> **Data entries**:

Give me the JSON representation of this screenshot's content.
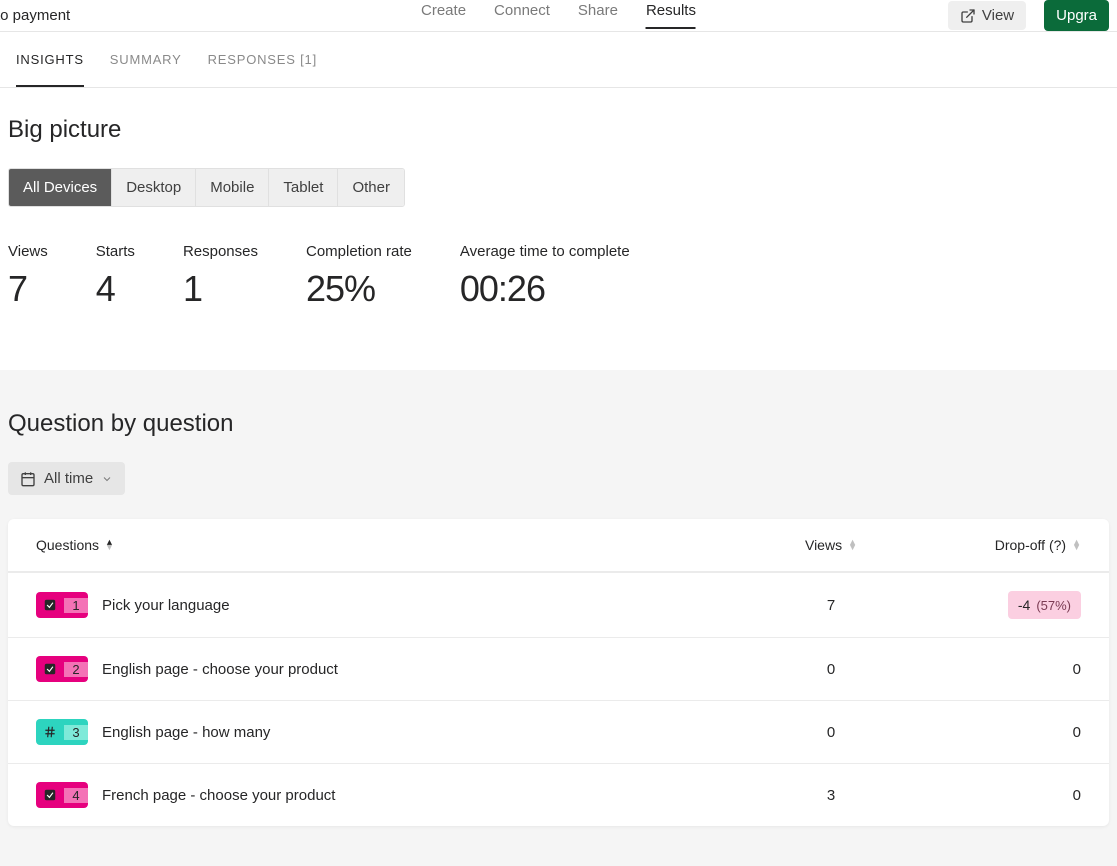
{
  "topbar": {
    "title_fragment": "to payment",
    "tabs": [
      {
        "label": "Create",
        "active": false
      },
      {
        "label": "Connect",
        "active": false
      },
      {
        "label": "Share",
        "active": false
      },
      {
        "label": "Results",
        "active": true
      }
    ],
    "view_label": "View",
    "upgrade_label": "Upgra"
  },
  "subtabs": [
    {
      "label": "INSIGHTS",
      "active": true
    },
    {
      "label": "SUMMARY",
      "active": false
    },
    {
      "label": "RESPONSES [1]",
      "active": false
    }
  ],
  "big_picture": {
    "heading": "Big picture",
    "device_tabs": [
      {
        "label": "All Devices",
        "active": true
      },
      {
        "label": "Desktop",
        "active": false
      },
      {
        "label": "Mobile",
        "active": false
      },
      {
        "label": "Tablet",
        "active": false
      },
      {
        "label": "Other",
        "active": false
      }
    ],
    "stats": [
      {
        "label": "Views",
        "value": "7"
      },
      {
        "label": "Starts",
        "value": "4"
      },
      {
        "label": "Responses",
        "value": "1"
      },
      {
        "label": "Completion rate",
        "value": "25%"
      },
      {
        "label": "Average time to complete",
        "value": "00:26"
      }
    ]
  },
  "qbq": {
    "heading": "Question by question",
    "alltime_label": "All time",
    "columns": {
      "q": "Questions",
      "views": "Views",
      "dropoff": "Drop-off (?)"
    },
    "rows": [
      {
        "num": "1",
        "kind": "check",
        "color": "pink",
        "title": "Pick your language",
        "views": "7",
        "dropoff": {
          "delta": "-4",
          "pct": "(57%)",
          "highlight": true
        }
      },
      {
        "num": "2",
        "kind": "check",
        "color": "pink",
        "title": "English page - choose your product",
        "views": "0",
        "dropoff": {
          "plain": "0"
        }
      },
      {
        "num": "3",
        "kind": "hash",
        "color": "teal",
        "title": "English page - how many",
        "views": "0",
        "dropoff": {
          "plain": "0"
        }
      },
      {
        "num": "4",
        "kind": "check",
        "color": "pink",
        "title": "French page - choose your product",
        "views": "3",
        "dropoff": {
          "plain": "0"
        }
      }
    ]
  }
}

--

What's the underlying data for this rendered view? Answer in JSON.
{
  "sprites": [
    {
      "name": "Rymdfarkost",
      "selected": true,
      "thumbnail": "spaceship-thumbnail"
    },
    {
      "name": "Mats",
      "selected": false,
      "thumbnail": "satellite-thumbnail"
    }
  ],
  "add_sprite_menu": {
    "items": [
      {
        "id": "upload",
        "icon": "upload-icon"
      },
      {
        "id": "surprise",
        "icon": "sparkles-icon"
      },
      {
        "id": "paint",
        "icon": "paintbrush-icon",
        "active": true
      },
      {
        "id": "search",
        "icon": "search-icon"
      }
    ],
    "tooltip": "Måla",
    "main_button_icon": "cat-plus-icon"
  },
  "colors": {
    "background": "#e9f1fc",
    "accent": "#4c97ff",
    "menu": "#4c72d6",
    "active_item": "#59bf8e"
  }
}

...

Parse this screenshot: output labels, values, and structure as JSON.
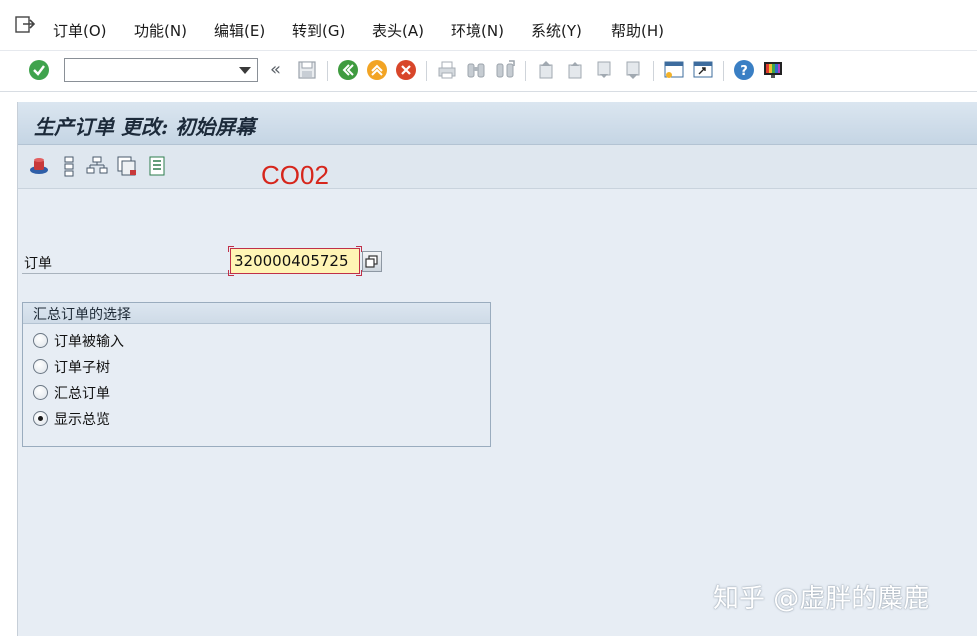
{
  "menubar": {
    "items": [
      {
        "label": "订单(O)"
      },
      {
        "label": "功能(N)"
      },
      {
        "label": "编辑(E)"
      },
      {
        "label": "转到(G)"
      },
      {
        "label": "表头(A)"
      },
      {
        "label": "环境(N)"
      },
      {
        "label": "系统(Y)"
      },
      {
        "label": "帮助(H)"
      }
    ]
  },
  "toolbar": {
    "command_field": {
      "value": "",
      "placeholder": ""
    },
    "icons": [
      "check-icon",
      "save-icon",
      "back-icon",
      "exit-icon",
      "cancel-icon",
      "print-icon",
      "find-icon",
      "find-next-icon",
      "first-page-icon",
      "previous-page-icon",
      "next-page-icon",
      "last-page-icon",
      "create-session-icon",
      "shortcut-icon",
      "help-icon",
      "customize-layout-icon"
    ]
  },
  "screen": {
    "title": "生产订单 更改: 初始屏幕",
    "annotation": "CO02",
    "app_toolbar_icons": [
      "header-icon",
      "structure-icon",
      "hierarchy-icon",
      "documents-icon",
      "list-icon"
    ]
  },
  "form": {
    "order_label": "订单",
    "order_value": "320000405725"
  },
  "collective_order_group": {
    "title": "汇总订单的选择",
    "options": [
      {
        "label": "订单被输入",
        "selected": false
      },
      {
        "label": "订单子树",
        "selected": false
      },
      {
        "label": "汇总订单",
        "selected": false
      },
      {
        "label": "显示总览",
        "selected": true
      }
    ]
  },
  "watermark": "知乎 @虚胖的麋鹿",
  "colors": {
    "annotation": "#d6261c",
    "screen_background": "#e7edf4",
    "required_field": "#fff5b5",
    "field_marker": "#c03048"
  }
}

> **AIM OF THE TASK**: Work out how many lines of the material above contain the word "your", then give only that figure.

> **FINAL ANSWER**: 3